* [Exercise description]:
Arrange the lines below as a numbered list with blank lines omitted, starting at the beginning of the items and ending at the line that contains "x-tick-label: 44 — [203, 503, 215, 514]", both included.

━━━━━ Exercise materials ━━━━━

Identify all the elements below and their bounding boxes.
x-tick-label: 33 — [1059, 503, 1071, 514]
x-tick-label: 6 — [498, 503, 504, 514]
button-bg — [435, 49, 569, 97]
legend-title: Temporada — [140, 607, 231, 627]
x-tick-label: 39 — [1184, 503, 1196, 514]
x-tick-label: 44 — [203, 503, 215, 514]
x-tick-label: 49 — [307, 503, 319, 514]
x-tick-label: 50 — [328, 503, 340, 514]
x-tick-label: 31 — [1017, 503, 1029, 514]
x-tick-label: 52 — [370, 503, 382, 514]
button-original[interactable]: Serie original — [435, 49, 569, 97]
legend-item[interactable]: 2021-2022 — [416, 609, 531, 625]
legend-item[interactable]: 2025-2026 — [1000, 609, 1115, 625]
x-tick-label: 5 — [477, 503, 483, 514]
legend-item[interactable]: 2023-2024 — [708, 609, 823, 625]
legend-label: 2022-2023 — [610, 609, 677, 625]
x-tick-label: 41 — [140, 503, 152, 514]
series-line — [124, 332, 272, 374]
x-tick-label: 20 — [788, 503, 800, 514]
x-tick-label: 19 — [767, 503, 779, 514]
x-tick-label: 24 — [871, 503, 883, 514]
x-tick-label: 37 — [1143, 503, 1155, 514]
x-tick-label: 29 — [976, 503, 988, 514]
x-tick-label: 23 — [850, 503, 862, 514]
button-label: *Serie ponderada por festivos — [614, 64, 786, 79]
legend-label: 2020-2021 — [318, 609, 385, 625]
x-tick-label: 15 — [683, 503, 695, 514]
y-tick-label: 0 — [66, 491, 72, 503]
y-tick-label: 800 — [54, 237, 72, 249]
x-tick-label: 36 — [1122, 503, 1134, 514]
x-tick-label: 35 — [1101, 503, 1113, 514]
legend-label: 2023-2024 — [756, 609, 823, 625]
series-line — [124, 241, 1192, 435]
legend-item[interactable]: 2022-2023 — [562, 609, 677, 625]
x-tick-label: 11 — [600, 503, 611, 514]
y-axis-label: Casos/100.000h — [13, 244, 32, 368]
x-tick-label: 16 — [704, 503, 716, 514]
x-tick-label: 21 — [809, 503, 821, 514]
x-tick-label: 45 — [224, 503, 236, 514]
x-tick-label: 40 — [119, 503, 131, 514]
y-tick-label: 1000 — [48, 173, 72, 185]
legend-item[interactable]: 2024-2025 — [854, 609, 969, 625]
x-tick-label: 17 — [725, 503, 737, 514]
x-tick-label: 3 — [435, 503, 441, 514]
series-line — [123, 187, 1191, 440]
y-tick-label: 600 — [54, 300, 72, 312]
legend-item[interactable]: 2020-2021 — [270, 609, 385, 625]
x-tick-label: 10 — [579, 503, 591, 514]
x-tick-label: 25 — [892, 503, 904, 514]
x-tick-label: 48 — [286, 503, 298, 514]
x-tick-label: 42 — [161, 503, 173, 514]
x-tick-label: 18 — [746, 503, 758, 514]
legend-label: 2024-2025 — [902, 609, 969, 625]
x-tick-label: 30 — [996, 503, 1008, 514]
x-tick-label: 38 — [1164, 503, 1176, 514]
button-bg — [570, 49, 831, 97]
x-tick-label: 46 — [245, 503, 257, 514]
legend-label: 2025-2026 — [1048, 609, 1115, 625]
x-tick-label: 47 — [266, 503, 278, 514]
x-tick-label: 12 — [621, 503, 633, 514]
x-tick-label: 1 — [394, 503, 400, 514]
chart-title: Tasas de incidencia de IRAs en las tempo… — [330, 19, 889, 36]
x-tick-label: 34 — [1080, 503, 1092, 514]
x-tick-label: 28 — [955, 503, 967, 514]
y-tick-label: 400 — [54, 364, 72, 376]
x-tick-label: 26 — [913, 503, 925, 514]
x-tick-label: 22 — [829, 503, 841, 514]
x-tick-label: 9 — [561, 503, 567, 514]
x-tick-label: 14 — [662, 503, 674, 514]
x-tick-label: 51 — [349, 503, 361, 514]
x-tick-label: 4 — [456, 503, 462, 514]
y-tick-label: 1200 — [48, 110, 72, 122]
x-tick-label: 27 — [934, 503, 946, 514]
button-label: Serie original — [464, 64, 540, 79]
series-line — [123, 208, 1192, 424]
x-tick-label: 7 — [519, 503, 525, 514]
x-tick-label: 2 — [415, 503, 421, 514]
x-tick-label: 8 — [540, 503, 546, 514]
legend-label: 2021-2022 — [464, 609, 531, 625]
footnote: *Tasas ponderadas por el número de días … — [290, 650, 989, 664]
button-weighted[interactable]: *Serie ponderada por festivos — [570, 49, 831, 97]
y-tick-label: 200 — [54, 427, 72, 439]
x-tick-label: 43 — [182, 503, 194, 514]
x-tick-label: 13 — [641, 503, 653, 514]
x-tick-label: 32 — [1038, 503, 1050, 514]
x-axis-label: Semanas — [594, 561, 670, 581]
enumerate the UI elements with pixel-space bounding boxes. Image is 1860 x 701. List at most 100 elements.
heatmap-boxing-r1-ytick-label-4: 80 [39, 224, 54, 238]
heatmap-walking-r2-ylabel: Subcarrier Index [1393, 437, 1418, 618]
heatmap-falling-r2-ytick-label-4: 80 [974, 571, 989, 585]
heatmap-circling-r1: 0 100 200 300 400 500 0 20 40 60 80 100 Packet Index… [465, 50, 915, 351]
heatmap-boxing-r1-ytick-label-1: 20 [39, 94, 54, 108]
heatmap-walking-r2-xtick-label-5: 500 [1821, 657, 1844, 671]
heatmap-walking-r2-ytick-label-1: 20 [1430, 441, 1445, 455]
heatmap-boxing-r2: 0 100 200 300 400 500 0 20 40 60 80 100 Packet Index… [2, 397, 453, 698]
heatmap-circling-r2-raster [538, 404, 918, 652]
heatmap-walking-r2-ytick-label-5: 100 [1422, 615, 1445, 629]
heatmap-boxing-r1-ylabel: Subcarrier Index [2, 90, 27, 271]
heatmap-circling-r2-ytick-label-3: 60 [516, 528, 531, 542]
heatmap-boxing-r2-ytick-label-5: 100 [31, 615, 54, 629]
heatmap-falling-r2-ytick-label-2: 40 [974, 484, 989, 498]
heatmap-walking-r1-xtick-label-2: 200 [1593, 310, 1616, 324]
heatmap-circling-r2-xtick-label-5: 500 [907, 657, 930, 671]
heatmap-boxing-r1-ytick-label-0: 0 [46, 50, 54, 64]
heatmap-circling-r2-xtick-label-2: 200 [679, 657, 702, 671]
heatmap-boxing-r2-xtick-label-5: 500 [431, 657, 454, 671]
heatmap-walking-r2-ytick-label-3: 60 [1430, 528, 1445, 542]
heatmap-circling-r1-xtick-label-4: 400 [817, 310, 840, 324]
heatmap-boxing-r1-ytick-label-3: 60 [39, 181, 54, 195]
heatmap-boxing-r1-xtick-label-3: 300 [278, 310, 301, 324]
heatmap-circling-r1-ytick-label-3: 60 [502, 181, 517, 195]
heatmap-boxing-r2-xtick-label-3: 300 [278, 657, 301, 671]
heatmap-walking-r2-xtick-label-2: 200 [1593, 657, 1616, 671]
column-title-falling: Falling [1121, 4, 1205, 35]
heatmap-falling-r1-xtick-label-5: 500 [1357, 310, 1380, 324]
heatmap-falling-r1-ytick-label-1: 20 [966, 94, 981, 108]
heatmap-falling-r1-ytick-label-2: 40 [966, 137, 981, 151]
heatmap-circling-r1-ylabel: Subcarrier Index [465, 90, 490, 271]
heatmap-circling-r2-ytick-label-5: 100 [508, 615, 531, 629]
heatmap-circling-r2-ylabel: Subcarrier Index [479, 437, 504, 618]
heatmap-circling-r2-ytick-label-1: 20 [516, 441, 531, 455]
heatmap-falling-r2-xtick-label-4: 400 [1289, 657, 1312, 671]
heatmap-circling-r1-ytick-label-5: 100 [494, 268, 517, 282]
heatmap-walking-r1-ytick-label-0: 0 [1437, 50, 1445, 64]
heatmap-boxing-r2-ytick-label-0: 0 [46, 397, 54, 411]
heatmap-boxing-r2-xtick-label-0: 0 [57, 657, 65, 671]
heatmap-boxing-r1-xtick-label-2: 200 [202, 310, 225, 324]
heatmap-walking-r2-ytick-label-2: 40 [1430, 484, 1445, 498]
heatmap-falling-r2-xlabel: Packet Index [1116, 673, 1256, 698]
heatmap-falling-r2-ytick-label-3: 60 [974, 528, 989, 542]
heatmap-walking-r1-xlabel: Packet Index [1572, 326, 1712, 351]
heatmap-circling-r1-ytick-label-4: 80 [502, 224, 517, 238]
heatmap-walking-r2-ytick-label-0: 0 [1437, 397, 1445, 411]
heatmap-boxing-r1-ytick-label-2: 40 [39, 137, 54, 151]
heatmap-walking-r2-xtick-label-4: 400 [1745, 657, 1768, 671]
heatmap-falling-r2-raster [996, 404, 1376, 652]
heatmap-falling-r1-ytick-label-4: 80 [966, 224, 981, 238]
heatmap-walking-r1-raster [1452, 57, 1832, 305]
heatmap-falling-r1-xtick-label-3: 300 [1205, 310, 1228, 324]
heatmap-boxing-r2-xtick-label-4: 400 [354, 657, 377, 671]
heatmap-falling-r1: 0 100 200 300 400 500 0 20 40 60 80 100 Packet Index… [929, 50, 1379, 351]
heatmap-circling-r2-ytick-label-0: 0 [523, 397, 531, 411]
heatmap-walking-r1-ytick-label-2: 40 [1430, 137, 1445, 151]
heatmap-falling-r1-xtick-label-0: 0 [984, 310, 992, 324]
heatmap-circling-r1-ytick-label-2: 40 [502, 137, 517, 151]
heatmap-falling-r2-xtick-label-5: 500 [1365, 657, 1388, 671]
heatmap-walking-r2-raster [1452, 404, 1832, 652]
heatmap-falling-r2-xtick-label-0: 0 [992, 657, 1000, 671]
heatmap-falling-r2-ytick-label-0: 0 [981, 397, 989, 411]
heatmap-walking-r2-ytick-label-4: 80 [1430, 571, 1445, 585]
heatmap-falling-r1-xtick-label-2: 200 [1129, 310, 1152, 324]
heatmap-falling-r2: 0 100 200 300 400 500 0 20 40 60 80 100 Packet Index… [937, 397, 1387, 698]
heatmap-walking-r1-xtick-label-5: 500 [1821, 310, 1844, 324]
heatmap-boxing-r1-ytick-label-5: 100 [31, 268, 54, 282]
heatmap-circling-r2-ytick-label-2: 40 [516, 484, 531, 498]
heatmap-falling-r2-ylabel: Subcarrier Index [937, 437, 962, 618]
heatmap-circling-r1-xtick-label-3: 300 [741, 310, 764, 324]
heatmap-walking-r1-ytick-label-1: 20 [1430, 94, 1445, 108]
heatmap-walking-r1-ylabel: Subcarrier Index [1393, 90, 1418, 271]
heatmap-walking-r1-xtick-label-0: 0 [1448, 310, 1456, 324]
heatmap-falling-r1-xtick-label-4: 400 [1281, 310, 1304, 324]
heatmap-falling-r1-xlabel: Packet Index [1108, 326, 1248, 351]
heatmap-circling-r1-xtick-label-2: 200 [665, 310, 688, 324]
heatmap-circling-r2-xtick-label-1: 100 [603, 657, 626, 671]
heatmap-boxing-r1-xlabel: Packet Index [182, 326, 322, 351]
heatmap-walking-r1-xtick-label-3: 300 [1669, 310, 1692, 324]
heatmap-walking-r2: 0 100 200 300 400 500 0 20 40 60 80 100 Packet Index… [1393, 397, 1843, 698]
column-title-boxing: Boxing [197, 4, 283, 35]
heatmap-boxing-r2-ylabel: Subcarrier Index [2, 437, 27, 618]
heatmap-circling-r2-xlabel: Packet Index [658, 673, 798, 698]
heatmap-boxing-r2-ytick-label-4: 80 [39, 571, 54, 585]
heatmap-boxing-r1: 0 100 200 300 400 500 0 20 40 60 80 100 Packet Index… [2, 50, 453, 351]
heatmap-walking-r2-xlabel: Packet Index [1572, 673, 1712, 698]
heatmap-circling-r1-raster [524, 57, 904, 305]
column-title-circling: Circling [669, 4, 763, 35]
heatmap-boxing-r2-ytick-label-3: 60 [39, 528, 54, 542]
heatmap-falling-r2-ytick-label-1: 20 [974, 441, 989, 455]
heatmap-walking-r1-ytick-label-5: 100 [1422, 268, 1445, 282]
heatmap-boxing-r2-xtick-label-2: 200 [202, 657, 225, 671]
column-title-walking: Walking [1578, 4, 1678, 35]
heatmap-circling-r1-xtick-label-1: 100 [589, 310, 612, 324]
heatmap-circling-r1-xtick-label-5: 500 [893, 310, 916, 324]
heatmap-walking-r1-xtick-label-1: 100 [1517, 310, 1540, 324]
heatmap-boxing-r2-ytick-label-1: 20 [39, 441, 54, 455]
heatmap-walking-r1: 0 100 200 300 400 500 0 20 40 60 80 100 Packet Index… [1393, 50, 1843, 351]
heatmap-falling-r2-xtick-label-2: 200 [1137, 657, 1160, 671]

━━━━━

* [Output of the exercise]:
1. Identify all the elements below and their bounding boxes.
2. x-tick-label: 33 — [1059, 503, 1071, 514]
3. x-tick-label: 6 — [498, 503, 504, 514]
4. button-bg — [435, 49, 569, 97]
5. legend-title: Temporada — [140, 607, 231, 627]
6. x-tick-label: 39 — [1184, 503, 1196, 514]
7. x-tick-label: 44 — [203, 503, 215, 514]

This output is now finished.